Studio album by Todd Rundgren
- Released: May 1976
- Genres: Pop rock; psychedelic rock; power pop;
- Length: 50:04
- Labels: Bearsville Rhino
- Producer: Todd Rundgren

Todd Rundgren chronology
| Initiation (1975) | Faithful (1976) | Hermit of Mink Hollow (1978) |

Singles from Faithful
- "Good Vibrations" Released: May 1976; "Love of the Common Man" Released: June 25, 1976;

= Faithful (Todd Rundgren album) =

Faithful is the seventh studio album by the American musician Todd Rundgren, released in May 1976 by Bearsville Records.

Professional ratings
Review scores
| Source | Rating |
| AllMusic | Star Half star |
| Christgau's Record Guide | B |
| Rolling Stone | (Not rated) |

==Music==
Rundgren explained the motivation of the first side as treating rock music like European classical music, where a piece is always performed in the same way. Rundgren is backed on the album by the other three members of Utopia: Roger Powell on keyboards, John Siegler on bass, and John Wilcox on drums.

The first side is mostly dedicated to "faithful" re-recordings of songs from 1966, while side two contains original songs inspired by music of that time period. Critic Robert Christgau called the second side Rundgren's "clearest and most interesting set of songs since Something/Anything?".

The closing song, "Boogies (Hamburger Hell)", opens with a reference to restaurant chain Beefsteak Charlie's, which former Utopia drummer Kevin Ellman was operating along with his family at the time.

==Release==
The album was released in May 1976 with virtually no advertising, as Bearsville president Paul Fishkin believed that Rundgren fans would purchase it based solely on word of mouth. The Rundgren original "Love of the Common Man" and his cover of the Beach Boys' "Good Vibrations" were released as singles, the latter peaking at number 34 on the Billboard Pop Singles chart. The album peaked at number 54 on the Billboard album chart.

Data entries:
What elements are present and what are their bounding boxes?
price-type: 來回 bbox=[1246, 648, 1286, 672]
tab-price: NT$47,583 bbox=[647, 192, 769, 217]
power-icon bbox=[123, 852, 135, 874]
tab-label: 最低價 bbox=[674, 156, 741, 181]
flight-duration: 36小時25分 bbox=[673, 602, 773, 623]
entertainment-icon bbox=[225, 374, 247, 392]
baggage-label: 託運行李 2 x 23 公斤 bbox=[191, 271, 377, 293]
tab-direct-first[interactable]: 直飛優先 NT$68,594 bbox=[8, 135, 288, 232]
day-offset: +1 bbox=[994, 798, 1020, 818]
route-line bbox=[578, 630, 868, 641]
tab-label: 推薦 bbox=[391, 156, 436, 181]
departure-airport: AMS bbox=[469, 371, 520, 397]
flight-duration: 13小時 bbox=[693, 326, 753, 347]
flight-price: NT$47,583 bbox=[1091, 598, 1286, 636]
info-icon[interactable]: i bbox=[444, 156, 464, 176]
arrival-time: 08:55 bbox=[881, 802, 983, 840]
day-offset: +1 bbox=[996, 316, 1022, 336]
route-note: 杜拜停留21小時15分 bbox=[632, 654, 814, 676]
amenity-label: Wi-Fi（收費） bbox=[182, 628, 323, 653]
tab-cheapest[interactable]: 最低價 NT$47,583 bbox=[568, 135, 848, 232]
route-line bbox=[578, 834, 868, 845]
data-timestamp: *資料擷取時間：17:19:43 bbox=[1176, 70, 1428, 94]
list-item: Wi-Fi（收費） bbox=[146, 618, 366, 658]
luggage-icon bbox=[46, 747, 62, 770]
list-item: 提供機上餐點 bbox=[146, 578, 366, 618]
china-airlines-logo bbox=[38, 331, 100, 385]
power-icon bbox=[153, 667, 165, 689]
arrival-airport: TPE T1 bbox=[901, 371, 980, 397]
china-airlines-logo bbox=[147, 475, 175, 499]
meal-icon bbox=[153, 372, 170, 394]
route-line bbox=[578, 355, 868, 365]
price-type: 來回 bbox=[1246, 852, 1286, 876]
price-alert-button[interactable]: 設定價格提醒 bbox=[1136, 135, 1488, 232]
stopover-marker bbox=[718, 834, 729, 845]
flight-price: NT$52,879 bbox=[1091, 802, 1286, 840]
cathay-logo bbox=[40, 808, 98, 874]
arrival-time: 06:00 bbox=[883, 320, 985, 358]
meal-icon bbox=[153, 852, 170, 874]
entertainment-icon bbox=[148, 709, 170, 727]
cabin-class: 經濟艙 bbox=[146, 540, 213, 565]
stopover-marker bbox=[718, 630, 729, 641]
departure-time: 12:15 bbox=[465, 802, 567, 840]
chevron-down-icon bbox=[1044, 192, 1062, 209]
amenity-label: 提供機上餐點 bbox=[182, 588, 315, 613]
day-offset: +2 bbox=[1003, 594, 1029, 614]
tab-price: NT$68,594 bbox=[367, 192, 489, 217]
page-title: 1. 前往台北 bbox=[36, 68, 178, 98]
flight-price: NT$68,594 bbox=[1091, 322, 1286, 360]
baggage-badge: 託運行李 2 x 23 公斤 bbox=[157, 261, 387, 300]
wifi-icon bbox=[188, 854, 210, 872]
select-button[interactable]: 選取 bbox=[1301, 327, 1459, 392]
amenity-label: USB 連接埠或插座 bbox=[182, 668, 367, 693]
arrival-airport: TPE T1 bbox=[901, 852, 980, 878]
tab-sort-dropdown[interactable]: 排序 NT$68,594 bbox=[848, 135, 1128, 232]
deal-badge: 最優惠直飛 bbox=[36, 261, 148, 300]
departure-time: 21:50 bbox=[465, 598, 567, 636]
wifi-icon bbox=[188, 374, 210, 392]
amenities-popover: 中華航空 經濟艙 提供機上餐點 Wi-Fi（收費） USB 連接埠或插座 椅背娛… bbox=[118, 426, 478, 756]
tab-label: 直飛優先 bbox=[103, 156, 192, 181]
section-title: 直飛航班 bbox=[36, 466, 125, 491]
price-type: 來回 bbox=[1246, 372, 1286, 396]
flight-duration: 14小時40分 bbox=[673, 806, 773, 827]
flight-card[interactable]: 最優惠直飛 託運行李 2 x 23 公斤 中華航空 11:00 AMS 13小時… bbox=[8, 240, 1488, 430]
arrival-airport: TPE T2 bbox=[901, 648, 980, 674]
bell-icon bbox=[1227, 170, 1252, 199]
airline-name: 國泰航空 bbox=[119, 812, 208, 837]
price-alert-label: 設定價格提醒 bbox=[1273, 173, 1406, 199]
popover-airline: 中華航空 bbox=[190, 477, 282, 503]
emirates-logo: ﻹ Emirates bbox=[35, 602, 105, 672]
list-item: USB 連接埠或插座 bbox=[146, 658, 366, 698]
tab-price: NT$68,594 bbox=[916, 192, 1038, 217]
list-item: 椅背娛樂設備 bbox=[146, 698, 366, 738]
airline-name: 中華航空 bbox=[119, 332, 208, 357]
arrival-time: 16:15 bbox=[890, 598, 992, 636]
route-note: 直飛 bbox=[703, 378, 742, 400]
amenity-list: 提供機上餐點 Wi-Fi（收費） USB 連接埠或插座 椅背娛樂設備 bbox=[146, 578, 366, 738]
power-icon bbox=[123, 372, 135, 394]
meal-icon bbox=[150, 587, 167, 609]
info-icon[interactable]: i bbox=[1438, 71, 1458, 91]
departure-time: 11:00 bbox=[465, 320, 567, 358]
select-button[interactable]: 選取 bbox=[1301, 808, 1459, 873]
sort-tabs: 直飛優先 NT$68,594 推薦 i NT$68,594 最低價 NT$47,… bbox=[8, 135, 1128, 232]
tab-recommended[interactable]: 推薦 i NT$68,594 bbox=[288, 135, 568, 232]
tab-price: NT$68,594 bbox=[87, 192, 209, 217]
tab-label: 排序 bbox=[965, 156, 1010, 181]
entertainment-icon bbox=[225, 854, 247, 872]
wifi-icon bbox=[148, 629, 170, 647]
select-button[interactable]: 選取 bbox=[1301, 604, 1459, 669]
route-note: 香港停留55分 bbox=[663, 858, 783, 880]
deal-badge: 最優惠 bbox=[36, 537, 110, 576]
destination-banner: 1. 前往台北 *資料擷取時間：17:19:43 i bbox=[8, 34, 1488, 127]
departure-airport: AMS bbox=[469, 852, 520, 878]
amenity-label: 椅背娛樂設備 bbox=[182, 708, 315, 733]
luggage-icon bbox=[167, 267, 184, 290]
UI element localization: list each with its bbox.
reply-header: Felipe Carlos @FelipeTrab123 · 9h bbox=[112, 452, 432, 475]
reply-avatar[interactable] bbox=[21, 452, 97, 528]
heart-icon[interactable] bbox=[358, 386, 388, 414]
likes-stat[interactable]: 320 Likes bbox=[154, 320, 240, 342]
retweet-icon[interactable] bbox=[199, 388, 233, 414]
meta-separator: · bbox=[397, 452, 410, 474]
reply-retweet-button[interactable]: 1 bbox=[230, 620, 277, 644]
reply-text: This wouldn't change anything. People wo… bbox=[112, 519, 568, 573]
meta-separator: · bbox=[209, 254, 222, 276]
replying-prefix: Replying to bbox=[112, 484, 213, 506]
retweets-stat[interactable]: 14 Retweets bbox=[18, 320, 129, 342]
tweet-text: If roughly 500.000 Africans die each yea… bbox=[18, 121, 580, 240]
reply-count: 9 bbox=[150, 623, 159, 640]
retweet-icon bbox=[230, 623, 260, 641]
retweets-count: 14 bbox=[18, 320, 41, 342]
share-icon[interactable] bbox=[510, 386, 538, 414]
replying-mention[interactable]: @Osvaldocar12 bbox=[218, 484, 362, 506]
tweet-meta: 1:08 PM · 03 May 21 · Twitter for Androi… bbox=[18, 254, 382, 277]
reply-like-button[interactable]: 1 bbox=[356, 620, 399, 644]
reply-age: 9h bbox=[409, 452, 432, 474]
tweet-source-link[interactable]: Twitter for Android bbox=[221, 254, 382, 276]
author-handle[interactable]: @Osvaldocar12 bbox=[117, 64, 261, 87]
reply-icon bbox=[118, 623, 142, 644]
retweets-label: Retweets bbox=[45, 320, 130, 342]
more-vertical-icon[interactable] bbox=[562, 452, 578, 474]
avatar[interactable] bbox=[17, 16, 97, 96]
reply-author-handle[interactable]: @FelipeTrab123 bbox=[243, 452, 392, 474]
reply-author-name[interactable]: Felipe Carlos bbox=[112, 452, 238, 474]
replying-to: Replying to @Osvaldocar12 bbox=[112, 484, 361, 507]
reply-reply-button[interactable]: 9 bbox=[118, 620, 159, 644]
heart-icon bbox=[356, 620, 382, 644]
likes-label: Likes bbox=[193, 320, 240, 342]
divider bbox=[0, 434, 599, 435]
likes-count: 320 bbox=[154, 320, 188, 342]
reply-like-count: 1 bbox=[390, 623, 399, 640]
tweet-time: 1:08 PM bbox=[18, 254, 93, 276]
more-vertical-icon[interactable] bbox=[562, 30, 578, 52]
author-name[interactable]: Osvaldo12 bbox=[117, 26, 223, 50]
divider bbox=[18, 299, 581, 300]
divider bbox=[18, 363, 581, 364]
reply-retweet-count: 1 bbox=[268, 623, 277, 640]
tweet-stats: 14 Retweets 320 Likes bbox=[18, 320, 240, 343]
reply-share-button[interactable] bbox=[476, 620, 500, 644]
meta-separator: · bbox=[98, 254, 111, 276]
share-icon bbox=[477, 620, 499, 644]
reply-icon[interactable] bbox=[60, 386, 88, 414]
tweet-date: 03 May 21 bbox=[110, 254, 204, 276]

**What this exercise asks:**
• A. In the Faithful album article, list each Utopia member who backs Rundgren on the album, with the instrument he plays.
• B. Write the next part of the Faithful album article, picking up right after its final sentence.

**Outputs by task:**
• A.
- Roger Powell: keyboards
- John Siegler: bass
- John Wilcox: drums

• B.
==Track listing==
All tracks on side two written by Todd Rundgren.

Side one
| No. | Title | Writer(s) | Length |
|---|---|---|---|
| 1. | "Happenings Ten Years Time Ago" | Jeff Beck, Jim McCarty, Jimmy Page, Keith Relf | 3:12 |
| 2. | "Good Vibrations" | Brian Wilson, Mike Love | 3:44 |
| 3. | "Rain" | Lennon–McCartney | 3:16 |
| 4. | "Most Likely You Go Your Way and I'll Go Mine" | Bob Dylan | 3:24 |
| 5. | "If Six Was Nine" | Jimi Hendrix | 4:55 |
| 6. | "Strawberry Fields Forever" | Lennon–McCartney | 3:53 |

Side two
| No. | Title | Length |
|---|---|---|
| 7. | "Black and White" | 4:42 |
| 8. | "Love of the Common Man" | 3:35 |
| 9. | "When I Pray" | 2:58 |
| 10. | "Cliché" | 4:00 |
| 11. | "The Verb 'To Love'" | 7:25 |
| 12. | "Boogies (Hamburger Hell)" | 5:00 |
| Total length: |  | 50:04 |

==Personnel==
- Todd Rundgren – electric guitar, acoustic guitar, vocals, producer; all instruments on "When I Pray"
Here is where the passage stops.